Set down each line of the data below exactly as it stands, dropping the pictures.

(Dataset items)
[BEGIN]
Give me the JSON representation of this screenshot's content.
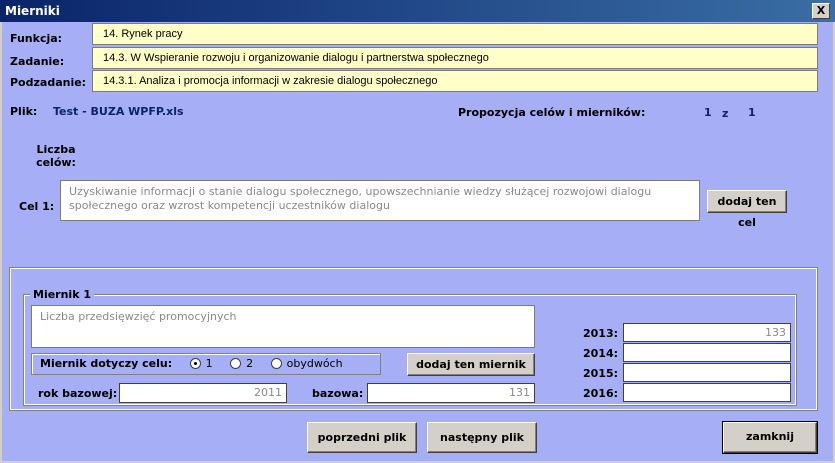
{
  "window": {
    "title": "Mierniki",
    "close_label": "X"
  },
  "labels": {
    "funkcja": "Funkcja:",
    "zadanie": "Zadanie:",
    "podzadanie": "Podzadanie:",
    "plik": "Plik:",
    "propozycja": "Propozycja celów i mierników:",
    "of": "z",
    "liczba_celow": "Liczba celów:",
    "cel": "Cel 1:"
  },
  "fields": {
    "funkcja": "14. Rynek pracy",
    "zadanie": "14.3. W Wspieranie rozwoju i organizowanie dialogu i partnerstwa społecznego",
    "podzadanie": "14.3.1. Analiza i promocja informacji w zakresie dialogu społecznego",
    "plik": "Test - BUZA WPFP.xls",
    "page_current": "1",
    "page_total": "1",
    "cel_text": "Uzyskiwanie informacji o stanie dialogu społecznego, upowszechnianie wiedzy służącej rozwojowi dialogu społecznego oraz wzrost kompetencji uczestników dialogu"
  },
  "buttons": {
    "dodaj_cel": "dodaj ten cel",
    "dodaj_miernik": "dodaj ten miernik",
    "poprzedni": "poprzedni plik",
    "nastepny": "następny plik",
    "zamknij": "zamknij"
  },
  "miernik": {
    "legend": "Miernik 1",
    "text": "Liczba przedsięwzięć promocyjnych",
    "dotyczy_label": "Miernik dotyczy celu:",
    "options": [
      "1",
      "2",
      "obydwóch"
    ],
    "selected": "1",
    "rok_bazowej_label": "rok bazowej:",
    "rok_bazowej": "2011",
    "bazowa_label": "bazowa:",
    "bazowa": "131",
    "years": [
      {
        "label": "2013:",
        "value": "133"
      },
      {
        "label": "2014:",
        "value": ""
      },
      {
        "label": "2015:",
        "value": ""
      },
      {
        "label": "2016:",
        "value": ""
      }
    ]
  }
}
[END]
→ **Solution to the problem**:
Give me the JSON representation of this screenshot's content.
{
  "window": {
    "title": "Mierniki",
    "close_label": "X"
  },
  "labels": {
    "funkcja": "Funkcja:",
    "zadanie": "Zadanie:",
    "podzadanie": "Podzadanie:",
    "plik": "Plik:",
    "propozycja": "Propozycja celów i mierników:",
    "of": "z",
    "liczba_celow": "Liczba celów:",
    "cel": "Cel 1:"
  },
  "fields": {
    "funkcja": "14. Rynek pracy",
    "zadanie": "14.3. W Wspieranie rozwoju i organizowanie dialogu i partnerstwa społecznego",
    "podzadanie": "14.3.1. Analiza i promocja informacji w zakresie dialogu społecznego",
    "plik": "Test - BUZA WPFP.xls",
    "page_current": "1",
    "page_total": "1",
    "cel_text": "Uzyskiwanie informacji o stanie dialogu społecznego, upowszechnianie wiedzy służącej rozwojowi dialogu społecznego oraz wzrost kompetencji uczestników dialogu"
  },
  "buttons": {
    "dodaj_cel": "dodaj ten cel",
    "dodaj_miernik": "dodaj ten miernik",
    "poprzedni": "poprzedni plik",
    "nastepny": "następny plik",
    "zamknij": "zamknij"
  },
  "miernik": {
    "legend": "Miernik 1",
    "text": "Liczba przedsięwzięć promocyjnych",
    "dotyczy_label": "Miernik dotyczy celu:",
    "options": [
      "1",
      "2",
      "obydwóch"
    ],
    "selected": "1",
    "rok_bazowej_label": "rok bazowej:",
    "rok_bazowej": "2011",
    "bazowa_label": "bazowa:",
    "bazowa": "131",
    "years": [
      {
        "label": "2013:",
        "value": "133"
      },
      {
        "label": "2014:",
        "value": ""
      },
      {
        "label": "2015:",
        "value": ""
      },
      {
        "label": "2016:",
        "value": ""
      }
    ]
  }
}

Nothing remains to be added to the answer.